→ **Materials provided**
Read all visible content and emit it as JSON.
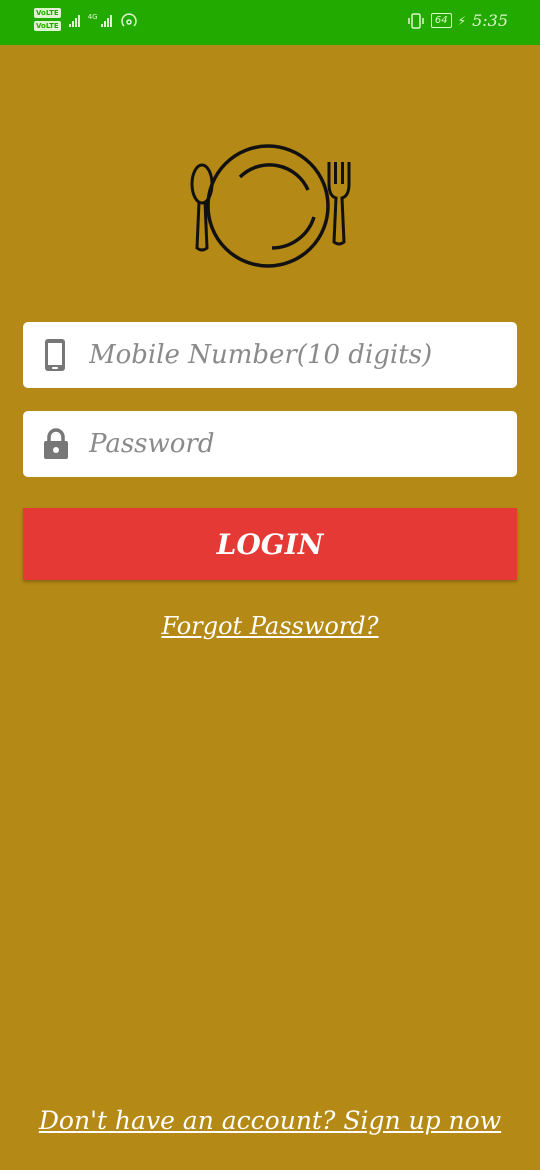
{
  "status_bar": {
    "volte_1": "VoLTE",
    "volte_2": "VoLTE",
    "network": "4G",
    "battery": "64",
    "time": "5:35"
  },
  "logo": {
    "icon": "plate-fork-spoon-icon"
  },
  "form": {
    "mobile_placeholder": "Mobile Number(10 digits)",
    "mobile_value": "",
    "mobile_icon": "phone-icon",
    "password_placeholder": "Password",
    "password_value": "",
    "password_icon": "lock-icon",
    "login_label": "LOGIN"
  },
  "links": {
    "forgot": "Forgot Password?",
    "signup": "Don't have an account? Sign up now"
  },
  "colors": {
    "background": "#b58915",
    "status_bar": "#22aa00",
    "login_button": "#e53935"
  }
}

→ **Objective**
Excluding the pictures, restate the records above word for word.

→ **Task response**
Read all visible content and emit it as JSON.
{
  "status_bar": {
    "volte_1": "VoLTE",
    "volte_2": "VoLTE",
    "network": "4G",
    "battery": "64",
    "time": "5:35"
  },
  "logo": {
    "icon": "plate-fork-spoon-icon"
  },
  "form": {
    "mobile_placeholder": "Mobile Number(10 digits)",
    "mobile_value": "",
    "mobile_icon": "phone-icon",
    "password_placeholder": "Password",
    "password_value": "",
    "password_icon": "lock-icon",
    "login_label": "LOGIN"
  },
  "links": {
    "forgot": "Forgot Password?",
    "signup": "Don't have an account? Sign up now"
  },
  "colors": {
    "background": "#b58915",
    "status_bar": "#22aa00",
    "login_button": "#e53935"
  }
}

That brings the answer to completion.